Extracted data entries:
-.-.-
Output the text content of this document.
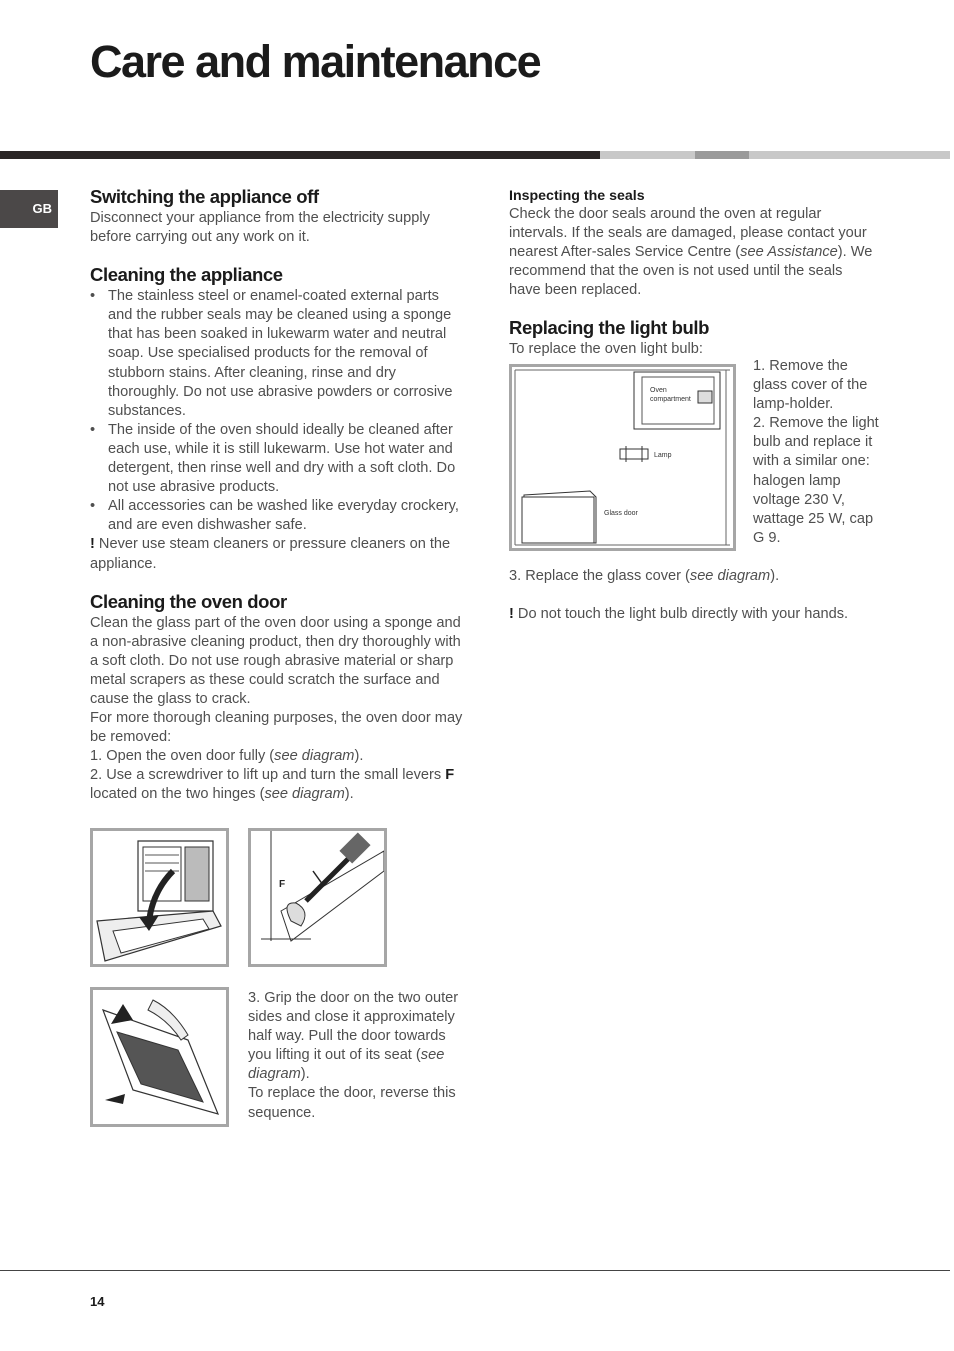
Care and maintenance
GB
Switching the appliance off

Disconnect your appliance from the electricity supply before carrying out any work on it.

Cleaning the appliance
• The stainless steel or enamel-coated external parts and the rubber seals may be cleaned using a sponge that has been soaked in lukewarm water and neutral soap. Use specialised products for the removal of stubborn stains. After cleaning, rinse and dry thoroughly. Do not use abrasive powders or corrosive substances.
• The inside of the oven should ideally be cleaned after each use, while it is still lukewarm. Use hot water and detergent, then rinse well and dry with a soft cloth. Do not use abrasive products.
• All accessories can be washed like everyday crockery, and are even dishwasher safe.

! Never use steam cleaners or pressure cleaners on the appliance.

Cleaning the oven door

Clean the glass part of the oven door using a sponge and a non-abrasive cleaning product, then dry thoroughly with a soft cloth. Do not use rough abrasive material or sharp metal scrapers as these could scratch the surface and cause the glass to crack.

For more thorough cleaning purposes, the oven door may be removed:

1. Open the oven door fully (see diagram).

2. Use a screwdriver to lift up and turn the small levers F located on the two hinges (see diagram).

F

3. Grip the door on the two outer sides and close it approximately half way. Pull the door towards you lifting it out of its seat (see diagram).

To replace the door, reverse this sequence.

Inspecting the seals

Check the door seals around the oven at regular intervals. If the seals are damaged, please contact your nearest After-sales Service Centre (see Assistance). We recommend that the oven is not used until the seals have been replaced.

Replacing the light bulb

To replace the oven light bulb:

Oven
compartment
Lamp
Glass door

1. Remove the glass cover of the lamp-holder.

2. Remove the light bulb and replace it with a similar one: halogen lamp voltage 230 V, wattage 25 W, cap G 9.

3. Replace the glass cover (see diagram).

! Do not touch the light bulb directly with your hands.

14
-.-.-
#### Task objective
Make an exact copy of the whole listing, but don't bring over any pictures.

#### Correct output
Output the text content of this document.
Care and maintenance
GB
Switching the appliance off

Disconnect your appliance from the electricity supply before carrying out any work on it.

Cleaning the appliance
• The stainless steel or enamel-coated external parts and the rubber seals may be cleaned using a sponge that has been soaked in lukewarm water and neutral soap. Use specialised products for the removal of stubborn stains. After cleaning, rinse and dry thoroughly. Do not use abrasive powders or corrosive substances.
• The inside of the oven should ideally be cleaned after each use, while it is still lukewarm. Use hot water and detergent, then rinse well and dry with a soft cloth. Do not use abrasive products.
• All accessories can be washed like everyday crockery, and are even dishwasher safe.

! Never use steam cleaners or pressure cleaners on the appliance.

Cleaning the oven door

Clean the glass part of the oven door using a sponge and a non-abrasive cleaning product, then dry thoroughly with a soft cloth. Do not use rough abrasive material or sharp metal scrapers as these could scratch the surface and cause the glass to crack.

For more thorough cleaning purposes, the oven door may be removed:

1. Open the oven door fully (see diagram).

2. Use a screwdriver to lift up and turn the small levers F located on the two hinges (see diagram).

F

3. Grip the door on the two outer sides and close it approximately half way. Pull the door towards you lifting it out of its seat (see diagram).

To replace the door, reverse this sequence.

Inspecting the seals

Check the door seals around the oven at regular intervals. If the seals are damaged, please contact your nearest After-sales Service Centre (see Assistance). We recommend that the oven is not used until the seals have been replaced.

Replacing the light bulb

To replace the oven light bulb:

Oven
compartment
Lamp
Glass door

1. Remove the glass cover of the lamp-holder.

2. Remove the light bulb and replace it with a similar one: halogen lamp voltage 230 V, wattage 25 W, cap G 9.

3. Replace the glass cover (see diagram).

! Do not touch the light bulb directly with your hands.

14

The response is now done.